> **EXERCISE BRIEF**
Copy out the records from the line containing "dropdown-item-label: Play new game bbox=[36, 167, 121, 181]" through the line containing "sidebar-item-ideas[interactable] bbox=[18, 422, 94, 475]", both included, without altering a character.

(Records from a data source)

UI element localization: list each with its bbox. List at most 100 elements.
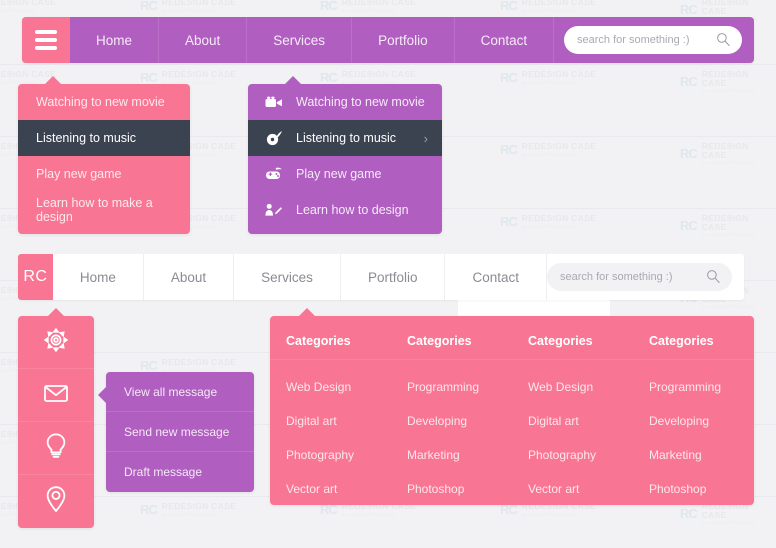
dropdown-item-label: Play new game bbox=[36, 167, 121, 181]
dropdown-item-label: Learn how to design bbox=[296, 203, 409, 217]
mega-link[interactable]: Marketing bbox=[649, 438, 754, 472]
chevron-right-icon: › bbox=[424, 131, 428, 146]
watermark-mark: RCREDESIGN CASEALL DESIGN YOU NEED bbox=[140, 0, 236, 13]
mega-link[interactable]: Marketing bbox=[407, 438, 512, 472]
topnav-label: About bbox=[185, 33, 220, 48]
mega-column-2: Programming Developing Marketing Photosh… bbox=[391, 370, 512, 506]
sidebar-item-ideas[interactable] bbox=[18, 422, 94, 475]
whitenav-item-home[interactable]: Home bbox=[53, 254, 144, 300]
search-input[interactable] bbox=[547, 271, 732, 283]
topnav-label: Services bbox=[273, 33, 325, 48]
dropdown-item-listening-music[interactable]: Listening to music bbox=[18, 120, 190, 156]
search-box[interactable] bbox=[564, 26, 742, 54]
search-icon[interactable] bbox=[716, 32, 731, 47]
sidebar-item-messages[interactable] bbox=[18, 369, 94, 422]
design-person-icon bbox=[264, 201, 284, 219]
watermark-mark: RCREDESIGN CASEALL DESIGN YOU NEED bbox=[500, 70, 596, 85]
sidebar-item-location[interactable] bbox=[18, 475, 94, 528]
mega-link[interactable]: Photography bbox=[528, 438, 633, 472]
mega-link[interactable]: Developing bbox=[649, 404, 754, 438]
flyout-item-label: View all message bbox=[124, 385, 217, 399]
music-disc-icon bbox=[264, 129, 284, 147]
mega-menu-pointer bbox=[298, 308, 316, 317]
watermark-mark: RCREDESIGN CASEALL DESIGN YOU NEED bbox=[140, 70, 236, 85]
sidebar-pointer bbox=[47, 308, 65, 317]
watermark-mark: RCREDESIGN CASEALL DESIGN YOU NEED bbox=[500, 142, 596, 157]
search-box[interactable] bbox=[547, 263, 732, 291]
flyout-item-label: Send new message bbox=[124, 425, 229, 439]
mega-column-4: Programming Developing Marketing Photosh… bbox=[633, 370, 754, 506]
watermark-mark: RCREDESIGN CASEALL DESIGN YOU NEED bbox=[140, 502, 236, 517]
mega-link[interactable]: Photoshop bbox=[407, 472, 512, 506]
icon-sidebar bbox=[18, 316, 94, 528]
video-camera-icon bbox=[264, 93, 284, 111]
watermark-rule bbox=[0, 64, 776, 65]
sidebar-item-settings[interactable] bbox=[18, 316, 94, 369]
hamburger-icon[interactable] bbox=[22, 17, 70, 63]
dropdown-item-watching-movie[interactable]: Watching to new movie bbox=[248, 84, 442, 120]
flyout-item-view-all[interactable]: View all message bbox=[106, 372, 254, 412]
mega-link[interactable]: Photoshop bbox=[649, 472, 754, 506]
flyout-item-send-new[interactable]: Send new message bbox=[106, 412, 254, 452]
mega-link[interactable]: Web Design bbox=[286, 370, 391, 404]
dropdown-item-learn-design[interactable]: Learn how to design bbox=[248, 192, 442, 228]
topnav-item-about[interactable]: About bbox=[159, 17, 247, 63]
topnav-item-contact[interactable]: Contact bbox=[455, 17, 555, 63]
dropdown-item-listening-music[interactable]: Listening to music › bbox=[248, 120, 442, 156]
whitenav-label: Portfolio bbox=[368, 270, 418, 285]
whitenav-item-services[interactable]: Services bbox=[234, 254, 341, 300]
topnav-item-portfolio[interactable]: Portfolio bbox=[352, 17, 455, 63]
dropdown-item-play-game[interactable]: Play new game bbox=[248, 156, 442, 192]
dropdown-item-learn-design[interactable]: Learn how to make a design bbox=[18, 192, 190, 228]
flyout-item-label: Draft message bbox=[124, 465, 202, 479]
mega-column-header: Categories bbox=[633, 324, 754, 359]
sidebar-flyout-menu: View all message Send new message Draft … bbox=[106, 372, 254, 492]
mega-column-title: Categories bbox=[407, 324, 512, 358]
mega-column-header: Categories bbox=[270, 324, 391, 359]
topnav-item-services[interactable]: Services bbox=[247, 17, 352, 63]
topnav-label: Contact bbox=[481, 33, 528, 48]
whitenav-label: Contact bbox=[472, 270, 519, 285]
mega-column-title: Categories bbox=[528, 324, 633, 358]
whitenav-item-contact[interactable]: Contact bbox=[445, 254, 547, 300]
lightbulb-icon bbox=[43, 431, 69, 466]
dropdown-item-label: Listening to music bbox=[36, 131, 136, 145]
whitenav-label: About bbox=[171, 270, 206, 285]
whitenav-item-about[interactable]: About bbox=[144, 254, 234, 300]
logo-rc[interactable]: RC bbox=[18, 254, 53, 300]
dropdown-item-label: Watching to new movie bbox=[296, 95, 425, 109]
mega-column-1: Web Design Digital art Photography Vecto… bbox=[270, 370, 391, 506]
location-pin-icon bbox=[43, 484, 69, 519]
search-icon[interactable] bbox=[706, 269, 721, 284]
mega-link[interactable]: Vector art bbox=[286, 472, 391, 506]
gear-icon bbox=[41, 325, 71, 360]
dropdown-menu-icons: Watching to new movie Listening to music… bbox=[248, 84, 442, 234]
mega-link[interactable]: Digital art bbox=[286, 404, 391, 438]
mega-link[interactable]: Digital art bbox=[528, 404, 633, 438]
mega-link[interactable]: Programming bbox=[407, 370, 512, 404]
hamburger-bar bbox=[35, 38, 57, 42]
logo-label: RC bbox=[23, 268, 47, 286]
watermark-mark: RCREDESIGN CASEALL DESIGN YOU NEED bbox=[320, 70, 416, 85]
mega-column-title: Categories bbox=[286, 324, 391, 358]
mega-link[interactable]: Vector art bbox=[528, 472, 633, 506]
whitenav-item-portfolio[interactable]: Portfolio bbox=[341, 254, 446, 300]
hamburger-bar bbox=[35, 46, 57, 50]
dropdown-item-label: Play new game bbox=[296, 167, 381, 181]
mega-link[interactable]: Programming bbox=[649, 370, 754, 404]
mega-link[interactable]: Web Design bbox=[528, 370, 633, 404]
mega-column-header: Categories bbox=[512, 324, 633, 359]
flyout-item-draft[interactable]: Draft message bbox=[106, 452, 254, 492]
mega-link[interactable]: Photography bbox=[286, 438, 391, 472]
game-controller-icon bbox=[264, 165, 284, 183]
watermark-mark: RCREDESIGN CASEALL DESIGN YOU NEED bbox=[0, 0, 56, 13]
dropdown-item-play-game[interactable]: Play new game bbox=[18, 156, 190, 192]
dropdown-item-watching-movie[interactable]: Watching to new movie bbox=[18, 84, 190, 120]
topnav-label: Home bbox=[96, 33, 132, 48]
topnav-label: Portfolio bbox=[378, 33, 428, 48]
topnav-item-home[interactable]: Home bbox=[70, 17, 159, 63]
topnav-search-container bbox=[564, 17, 754, 63]
dropdown-item-label: Learn how to make a design bbox=[36, 196, 190, 224]
mega-link[interactable]: Developing bbox=[407, 404, 512, 438]
whitenav-label: Home bbox=[80, 270, 116, 285]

> **SOLVED PROBLEM**
dropdown-item-label: Play new game bbox=[36, 167, 121, 181]
dropdown-item-label: Learn how to design bbox=[296, 203, 409, 217]
mega-link[interactable]: Marketing bbox=[649, 438, 754, 472]
chevron-right-icon: › bbox=[424, 131, 428, 146]
watermark-mark: RCREDESIGN CASEALL DESIGN YOU NEED bbox=[140, 0, 236, 13]
mega-link[interactable]: Marketing bbox=[407, 438, 512, 472]
topnav-label: About bbox=[185, 33, 220, 48]
mega-column-2: Programming Developing Marketing Photosh… bbox=[391, 370, 512, 506]
sidebar-item-ideas[interactable] bbox=[18, 422, 94, 475]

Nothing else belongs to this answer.